Extract all records. Keep each one exact.
· · · ·
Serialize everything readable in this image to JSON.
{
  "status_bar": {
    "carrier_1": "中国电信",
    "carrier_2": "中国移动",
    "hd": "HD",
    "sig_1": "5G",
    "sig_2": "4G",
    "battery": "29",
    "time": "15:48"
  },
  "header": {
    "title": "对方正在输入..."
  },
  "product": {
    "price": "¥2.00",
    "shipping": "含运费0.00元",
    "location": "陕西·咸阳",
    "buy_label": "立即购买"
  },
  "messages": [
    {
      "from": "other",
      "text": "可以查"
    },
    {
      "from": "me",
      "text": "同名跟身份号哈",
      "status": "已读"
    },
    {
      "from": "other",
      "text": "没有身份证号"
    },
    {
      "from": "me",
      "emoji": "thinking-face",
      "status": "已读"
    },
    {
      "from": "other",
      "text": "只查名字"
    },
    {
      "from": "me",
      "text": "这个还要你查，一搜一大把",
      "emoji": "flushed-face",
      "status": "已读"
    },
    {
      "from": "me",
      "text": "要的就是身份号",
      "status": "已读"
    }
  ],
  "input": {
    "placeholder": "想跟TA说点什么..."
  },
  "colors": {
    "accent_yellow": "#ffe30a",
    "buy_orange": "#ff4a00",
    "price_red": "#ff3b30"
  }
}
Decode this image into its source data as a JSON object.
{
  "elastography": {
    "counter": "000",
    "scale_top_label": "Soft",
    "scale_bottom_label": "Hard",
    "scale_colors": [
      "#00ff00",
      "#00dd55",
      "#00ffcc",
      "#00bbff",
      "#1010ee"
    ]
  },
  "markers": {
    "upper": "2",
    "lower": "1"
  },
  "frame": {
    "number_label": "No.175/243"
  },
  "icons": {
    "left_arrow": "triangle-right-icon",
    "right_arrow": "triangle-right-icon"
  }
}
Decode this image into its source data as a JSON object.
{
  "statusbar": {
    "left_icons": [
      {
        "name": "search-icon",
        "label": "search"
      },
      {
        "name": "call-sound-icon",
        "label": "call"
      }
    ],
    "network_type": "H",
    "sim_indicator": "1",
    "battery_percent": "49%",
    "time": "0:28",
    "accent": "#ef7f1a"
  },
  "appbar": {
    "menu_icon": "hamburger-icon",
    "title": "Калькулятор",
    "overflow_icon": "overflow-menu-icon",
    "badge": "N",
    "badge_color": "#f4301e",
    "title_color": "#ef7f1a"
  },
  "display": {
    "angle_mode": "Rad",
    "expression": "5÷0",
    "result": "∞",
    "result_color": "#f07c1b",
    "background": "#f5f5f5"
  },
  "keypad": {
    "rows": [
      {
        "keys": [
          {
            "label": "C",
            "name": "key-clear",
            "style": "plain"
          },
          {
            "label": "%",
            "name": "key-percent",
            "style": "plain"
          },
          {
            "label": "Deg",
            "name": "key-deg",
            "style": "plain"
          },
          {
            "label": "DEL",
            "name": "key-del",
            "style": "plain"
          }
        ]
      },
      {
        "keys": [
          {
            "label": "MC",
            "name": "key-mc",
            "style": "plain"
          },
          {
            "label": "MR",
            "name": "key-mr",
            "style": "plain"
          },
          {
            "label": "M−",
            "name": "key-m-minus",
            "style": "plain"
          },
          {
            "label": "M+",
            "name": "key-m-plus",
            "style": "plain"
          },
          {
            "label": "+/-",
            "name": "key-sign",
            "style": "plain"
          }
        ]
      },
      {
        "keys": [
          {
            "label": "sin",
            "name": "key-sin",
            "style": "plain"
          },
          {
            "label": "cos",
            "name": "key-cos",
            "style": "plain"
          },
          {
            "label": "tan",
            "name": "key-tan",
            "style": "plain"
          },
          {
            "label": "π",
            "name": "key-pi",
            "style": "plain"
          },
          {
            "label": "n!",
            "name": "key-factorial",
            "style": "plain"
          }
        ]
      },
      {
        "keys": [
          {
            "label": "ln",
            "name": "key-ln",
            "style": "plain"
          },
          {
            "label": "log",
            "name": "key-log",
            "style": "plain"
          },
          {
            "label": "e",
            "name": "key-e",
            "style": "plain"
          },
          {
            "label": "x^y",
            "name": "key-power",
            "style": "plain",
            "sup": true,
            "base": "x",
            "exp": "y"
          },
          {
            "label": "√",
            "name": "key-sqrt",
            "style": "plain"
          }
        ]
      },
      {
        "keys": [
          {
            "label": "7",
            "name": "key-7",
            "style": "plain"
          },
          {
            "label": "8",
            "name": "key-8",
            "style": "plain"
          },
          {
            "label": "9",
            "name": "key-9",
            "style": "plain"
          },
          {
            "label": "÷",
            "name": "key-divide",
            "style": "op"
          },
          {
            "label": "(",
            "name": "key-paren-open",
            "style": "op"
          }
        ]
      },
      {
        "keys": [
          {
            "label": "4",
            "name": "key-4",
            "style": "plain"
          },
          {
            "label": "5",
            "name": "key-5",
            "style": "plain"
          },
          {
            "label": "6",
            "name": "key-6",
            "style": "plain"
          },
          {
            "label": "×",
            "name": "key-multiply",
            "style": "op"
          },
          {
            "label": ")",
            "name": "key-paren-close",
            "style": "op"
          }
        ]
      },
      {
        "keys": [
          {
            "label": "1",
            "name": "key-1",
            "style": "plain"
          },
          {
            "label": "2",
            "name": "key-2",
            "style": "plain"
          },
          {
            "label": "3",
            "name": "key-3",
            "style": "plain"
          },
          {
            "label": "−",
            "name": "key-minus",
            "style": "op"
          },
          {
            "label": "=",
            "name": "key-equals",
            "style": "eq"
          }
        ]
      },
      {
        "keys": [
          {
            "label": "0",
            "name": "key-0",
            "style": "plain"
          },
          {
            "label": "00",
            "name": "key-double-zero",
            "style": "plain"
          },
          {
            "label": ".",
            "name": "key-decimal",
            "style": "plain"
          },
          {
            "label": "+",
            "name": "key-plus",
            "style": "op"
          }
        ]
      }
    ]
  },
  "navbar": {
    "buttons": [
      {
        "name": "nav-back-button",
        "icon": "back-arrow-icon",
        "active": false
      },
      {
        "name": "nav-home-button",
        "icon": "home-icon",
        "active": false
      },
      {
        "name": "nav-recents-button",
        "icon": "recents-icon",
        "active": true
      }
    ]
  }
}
· · · ·
Output:
Serialize everything readable in this image to JSON.
{
  "status_bar": {
    "carrier_1": "中国电信",
    "carrier_2": "中国移动",
    "hd": "HD",
    "sig_1": "5G",
    "sig_2": "4G",
    "battery": "29",
    "time": "15:48"
  },
  "header": {
    "title": "对方正在输入..."
  },
  "product": {
    "price": "¥2.00",
    "shipping": "含运费0.00元",
    "location": "陕西·咸阳",
    "buy_label": "立即购买"
  },
  "messages": [
    {
      "from": "other",
      "text": "可以查"
    },
    {
      "from": "me",
      "text": "同名跟身份号哈",
      "status": "已读"
    },
    {
      "from": "other",
      "text": "没有身份证号"
    },
    {
      "from": "me",
      "emoji": "thinking-face",
      "status": "已读"
    },
    {
      "from": "other",
      "text": "只查名字"
    },
    {
      "from": "me",
      "text": "这个还要你查，一搜一大把",
      "emoji": "flushed-face",
      "status": "已读"
    },
    {
      "from": "me",
      "text": "要的就是身份号",
      "status": "已读"
    }
  ],
  "input": {
    "placeholder": "想跟TA说点什么..."
  },
  "colors": {
    "accent_yellow": "#ffe30a",
    "buy_orange": "#ff4a00",
    "price_red": "#ff3b30"
  }
}
Decode this image into its source data as a JSON object.
{
  "elastography": {
    "counter": "000",
    "scale_top_label": "Soft",
    "scale_bottom_label": "Hard",
    "scale_colors": [
      "#00ff00",
      "#00dd55",
      "#00ffcc",
      "#00bbff",
      "#1010ee"
    ]
  },
  "markers": {
    "upper": "2",
    "lower": "1"
  },
  "frame": {
    "number_label": "No.175/243"
  },
  "icons": {
    "left_arrow": "triangle-right-icon",
    "right_arrow": "triangle-right-icon"
  }
}
Decode this image into its source data as a JSON object.
{
  "statusbar": {
    "left_icons": [
      {
        "name": "search-icon",
        "label": "search"
      },
      {
        "name": "call-sound-icon",
        "label": "call"
      }
    ],
    "network_type": "H",
    "sim_indicator": "1",
    "battery_percent": "49%",
    "time": "0:28",
    "accent": "#ef7f1a"
  },
  "appbar": {
    "menu_icon": "hamburger-icon",
    "title": "Калькулятор",
    "overflow_icon": "overflow-menu-icon",
    "badge": "N",
    "badge_color": "#f4301e",
    "title_color": "#ef7f1a"
  },
  "display": {
    "angle_mode": "Rad",
    "expression": "5÷0",
    "result": "∞",
    "result_color": "#f07c1b",
    "background": "#f5f5f5"
  },
  "keypad": {
    "rows": [
      {
        "keys": [
          {
            "label": "C",
            "name": "key-clear",
            "style": "plain"
          },
          {
            "label": "%",
            "name": "key-percent",
            "style": "plain"
          },
          {
            "label": "Deg",
            "name": "key-deg",
            "style": "plain"
          },
          {
            "label": "DEL",
            "name": "key-del",
            "style": "plain"
          }
        ]
      },
      {
        "keys": [
          {
            "label": "MC",
            "name": "key-mc",
            "style": "plain"
          },
          {
            "label": "MR",
            "name": "key-mr",
            "style": "plain"
          },
          {
            "label": "M−",
            "name": "key-m-minus",
            "style": "plain"
          },
          {
            "label": "M+",
            "name": "key-m-plus",
            "style": "plain"
          },
          {
            "label": "+/-",
            "name": "key-sign",
            "style": "plain"
          }
        ]
      },
      {
        "keys": [
          {
            "label": "sin",
            "name": "key-sin",
            "style": "plain"
          },
          {
            "label": "cos",
            "name": "key-cos",
            "style": "plain"
          },
          {
            "label": "tan",
            "name": "key-tan",
            "style": "plain"
          },
          {
            "label": "π",
            "name": "key-pi",
            "style": "plain"
          },
          {
            "label": "n!",
            "name": "key-factorial",
            "style": "plain"
          }
        ]
      },
      {
        "keys": [
          {
            "label": "ln",
            "name": "key-ln",
            "style": "plain"
          },
          {
            "label": "log",
            "name": "key-log",
            "style": "plain"
          },
          {
            "label": "e",
            "name": "key-e",
            "style": "plain"
          },
          {
            "label": "x^y",
            "name": "key-power",
            "style": "plain",
            "sup": true,
            "base": "x",
            "exp": "y"
          },
          {
            "label": "√",
            "name": "key-sqrt",
            "style": "plain"
          }
        ]
      },
      {
        "keys": [
          {
            "label": "7",
            "name": "key-7",
            "style": "plain"
          },
          {
            "label": "8",
            "name": "key-8",
            "style": "plain"
          },
          {
            "label": "9",
            "name": "key-9",
            "style": "plain"
          },
          {
            "label": "÷",
            "name": "key-divide",
            "style": "op"
          },
          {
            "label": "(",
            "name": "key-paren-open",
            "style": "op"
          }
        ]
      },
      {
        "keys": [
          {
            "label": "4",
            "name": "key-4",
            "style": "plain"
          },
          {
            "label": "5",
            "name": "key-5",
            "style": "plain"
          },
          {
            "label": "6",
            "name": "key-6",
            "style": "plain"
          },
          {
            "label": "×",
            "name": "key-multiply",
            "style": "op"
          },
          {
            "label": ")",
            "name": "key-paren-close",
            "style": "op"
          }
        ]
      },
      {
        "keys": [
          {
            "label": "1",
            "name": "key-1",
            "style": "plain"
          },
          {
            "label": "2",
            "name": "key-2",
            "style": "plain"
          },
          {
            "label": "3",
            "name": "key-3",
            "style": "plain"
          },
          {
            "label": "−",
            "name": "key-minus",
            "style": "op"
          },
          {
            "label": "=",
            "name": "key-equals",
            "style": "eq"
          }
        ]
      },
      {
        "keys": [
          {
            "label": "0",
            "name": "key-0",
            "style": "plain"
          },
          {
            "label": "00",
            "name": "key-double-zero",
            "style": "plain"
          },
          {
            "label": ".",
            "name": "key-decimal",
            "style": "plain"
          },
          {
            "label": "+",
            "name": "key-plus",
            "style": "op"
          }
        ]
      }
    ]
  },
  "navbar": {
    "buttons": [
      {
        "name": "nav-back-button",
        "icon": "back-arrow-icon",
        "active": false
      },
      {
        "name": "nav-home-button",
        "icon": "home-icon",
        "active": false
      },
      {
        "name": "nav-recents-button",
        "icon": "recents-icon",
        "active": true
      }
    ]
  }
}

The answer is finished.